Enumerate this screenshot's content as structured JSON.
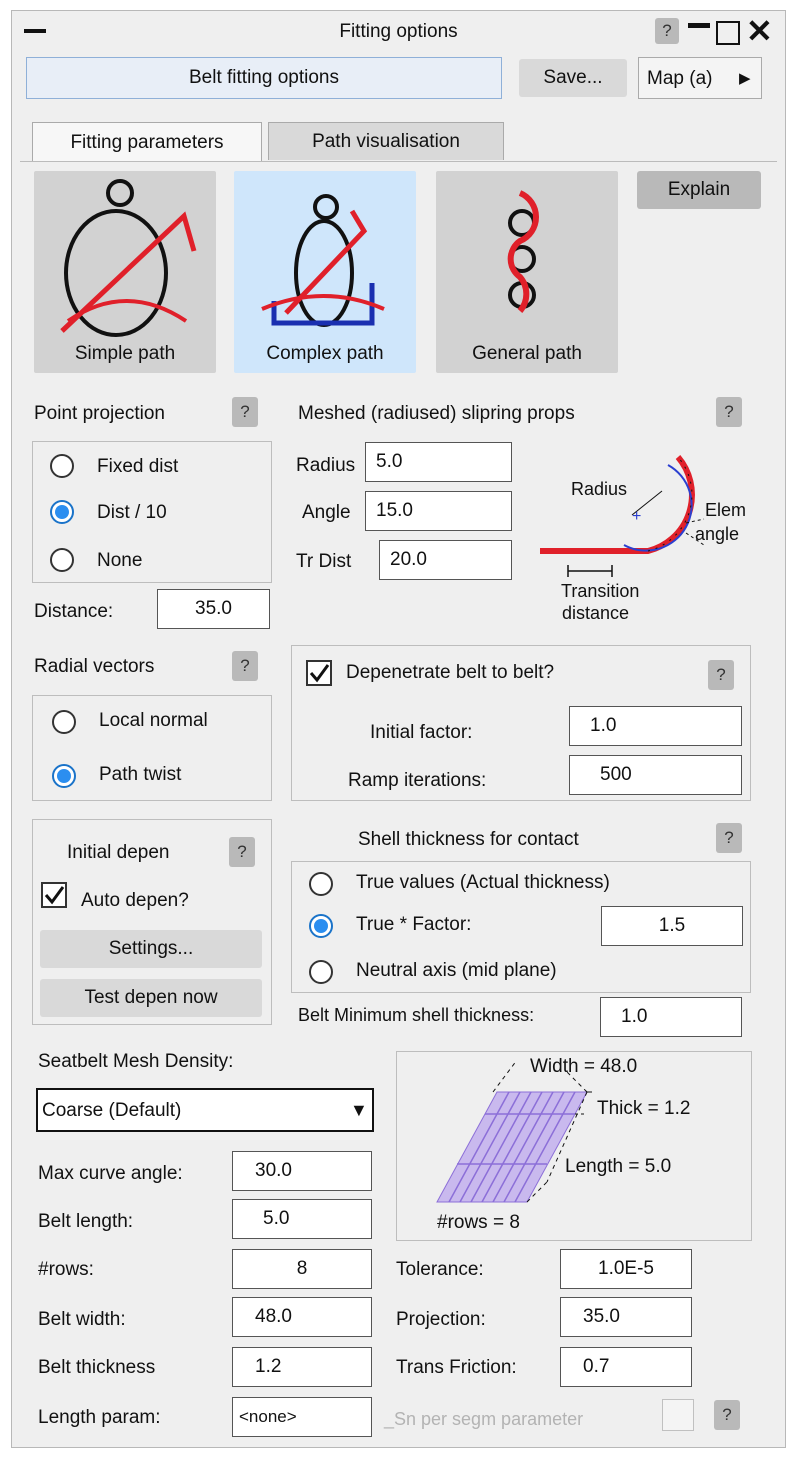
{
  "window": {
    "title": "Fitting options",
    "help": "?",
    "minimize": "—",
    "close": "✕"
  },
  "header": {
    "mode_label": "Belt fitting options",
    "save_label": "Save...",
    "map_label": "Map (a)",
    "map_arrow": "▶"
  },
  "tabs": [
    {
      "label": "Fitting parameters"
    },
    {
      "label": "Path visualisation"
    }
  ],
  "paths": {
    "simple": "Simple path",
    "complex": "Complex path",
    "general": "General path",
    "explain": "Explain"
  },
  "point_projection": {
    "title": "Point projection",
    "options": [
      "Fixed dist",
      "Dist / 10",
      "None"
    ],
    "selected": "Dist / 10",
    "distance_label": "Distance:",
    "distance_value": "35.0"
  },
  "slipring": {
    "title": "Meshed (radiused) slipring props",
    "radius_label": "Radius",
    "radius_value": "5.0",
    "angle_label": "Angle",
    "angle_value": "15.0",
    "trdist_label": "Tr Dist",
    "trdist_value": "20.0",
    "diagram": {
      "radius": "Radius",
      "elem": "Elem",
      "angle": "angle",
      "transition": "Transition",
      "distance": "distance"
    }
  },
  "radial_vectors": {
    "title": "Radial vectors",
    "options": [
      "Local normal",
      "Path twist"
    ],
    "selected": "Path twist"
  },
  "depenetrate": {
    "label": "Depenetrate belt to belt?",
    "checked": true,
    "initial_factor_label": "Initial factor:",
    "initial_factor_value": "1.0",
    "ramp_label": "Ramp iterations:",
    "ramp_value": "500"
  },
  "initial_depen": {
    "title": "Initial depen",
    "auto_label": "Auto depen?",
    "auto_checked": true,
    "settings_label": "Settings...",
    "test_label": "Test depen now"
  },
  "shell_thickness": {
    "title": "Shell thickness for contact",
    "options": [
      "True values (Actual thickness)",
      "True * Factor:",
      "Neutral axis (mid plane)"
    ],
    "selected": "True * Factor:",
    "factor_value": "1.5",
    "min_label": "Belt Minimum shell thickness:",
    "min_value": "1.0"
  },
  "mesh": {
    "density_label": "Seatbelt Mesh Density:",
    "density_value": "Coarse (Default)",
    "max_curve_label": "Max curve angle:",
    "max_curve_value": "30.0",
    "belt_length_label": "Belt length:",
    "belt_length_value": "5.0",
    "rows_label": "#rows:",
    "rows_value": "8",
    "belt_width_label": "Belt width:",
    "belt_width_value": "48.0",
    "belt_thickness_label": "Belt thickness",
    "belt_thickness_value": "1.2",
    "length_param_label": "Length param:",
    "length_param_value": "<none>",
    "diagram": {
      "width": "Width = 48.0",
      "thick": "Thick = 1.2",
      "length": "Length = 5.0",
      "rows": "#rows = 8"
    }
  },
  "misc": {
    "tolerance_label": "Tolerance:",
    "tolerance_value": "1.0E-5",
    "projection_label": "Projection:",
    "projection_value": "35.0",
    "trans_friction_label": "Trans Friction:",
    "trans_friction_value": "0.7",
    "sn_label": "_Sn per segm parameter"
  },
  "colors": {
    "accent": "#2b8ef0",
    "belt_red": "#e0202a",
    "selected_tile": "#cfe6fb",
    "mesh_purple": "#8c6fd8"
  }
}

··········

### EXERCISE INSTRUCTIONS
Collect the complete line wherever the string "title" appears in the records.

### TASK OUTPUT
    "title": "Fitting options",
    "title": "Point projection",
    "title": "Meshed (radiused) slipring props",
    "title": "Radial vectors",
    "title": "Initial depen",
    "title": "Shell thickness for contact",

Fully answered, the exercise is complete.